* [Data entries]

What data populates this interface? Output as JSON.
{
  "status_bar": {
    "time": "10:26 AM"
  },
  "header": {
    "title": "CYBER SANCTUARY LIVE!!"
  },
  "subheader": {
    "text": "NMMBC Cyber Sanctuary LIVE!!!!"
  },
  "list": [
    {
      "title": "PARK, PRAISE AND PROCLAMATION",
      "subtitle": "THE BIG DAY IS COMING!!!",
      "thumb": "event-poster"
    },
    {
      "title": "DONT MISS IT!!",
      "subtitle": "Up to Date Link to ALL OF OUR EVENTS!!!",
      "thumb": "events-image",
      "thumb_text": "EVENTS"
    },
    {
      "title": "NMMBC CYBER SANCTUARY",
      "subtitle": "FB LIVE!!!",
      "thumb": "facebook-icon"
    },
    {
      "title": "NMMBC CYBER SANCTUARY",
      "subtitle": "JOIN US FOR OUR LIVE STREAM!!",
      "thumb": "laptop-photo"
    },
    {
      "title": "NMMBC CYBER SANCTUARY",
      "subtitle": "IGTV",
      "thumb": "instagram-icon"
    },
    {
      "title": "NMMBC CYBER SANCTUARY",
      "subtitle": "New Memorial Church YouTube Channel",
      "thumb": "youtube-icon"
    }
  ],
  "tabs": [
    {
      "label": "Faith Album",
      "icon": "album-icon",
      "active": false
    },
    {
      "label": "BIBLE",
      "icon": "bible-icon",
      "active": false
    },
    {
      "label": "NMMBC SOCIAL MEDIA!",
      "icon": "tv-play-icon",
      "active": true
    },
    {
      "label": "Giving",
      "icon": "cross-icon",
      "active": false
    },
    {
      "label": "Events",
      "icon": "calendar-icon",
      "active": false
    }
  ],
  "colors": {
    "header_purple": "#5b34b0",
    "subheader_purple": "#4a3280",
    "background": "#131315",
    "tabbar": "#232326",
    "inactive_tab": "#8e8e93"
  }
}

* [Required task]
Retype the data in full and match it exactly.

* [The output]
What data populates this interface? Output as JSON.
{
  "status_bar": {
    "time": "10:26 AM"
  },
  "header": {
    "title": "CYBER SANCTUARY LIVE!!"
  },
  "subheader": {
    "text": "NMMBC Cyber Sanctuary LIVE!!!!"
  },
  "list": [
    {
      "title": "PARK, PRAISE AND PROCLAMATION",
      "subtitle": "THE BIG DAY IS COMING!!!",
      "thumb": "event-poster"
    },
    {
      "title": "DONT MISS IT!!",
      "subtitle": "Up to Date Link to ALL OF OUR EVENTS!!!",
      "thumb": "events-image",
      "thumb_text": "EVENTS"
    },
    {
      "title": "NMMBC CYBER SANCTUARY",
      "subtitle": "FB LIVE!!!",
      "thumb": "facebook-icon"
    },
    {
      "title": "NMMBC CYBER SANCTUARY",
      "subtitle": "JOIN US FOR OUR LIVE STREAM!!",
      "thumb": "laptop-photo"
    },
    {
      "title": "NMMBC CYBER SANCTUARY",
      "subtitle": "IGTV",
      "thumb": "instagram-icon"
    },
    {
      "title": "NMMBC CYBER SANCTUARY",
      "subtitle": "New Memorial Church YouTube Channel",
      "thumb": "youtube-icon"
    }
  ],
  "tabs": [
    {
      "label": "Faith Album",
      "icon": "album-icon",
      "active": false
    },
    {
      "label": "BIBLE",
      "icon": "bible-icon",
      "active": false
    },
    {
      "label": "NMMBC SOCIAL MEDIA!",
      "icon": "tv-play-icon",
      "active": true
    },
    {
      "label": "Giving",
      "icon": "cross-icon",
      "active": false
    },
    {
      "label": "Events",
      "icon": "calendar-icon",
      "active": false
    }
  ],
  "colors": {
    "header_purple": "#5b34b0",
    "subheader_purple": "#4a3280",
    "background": "#131315",
    "tabbar": "#232326",
    "inactive_tab": "#8e8e93"
  }
}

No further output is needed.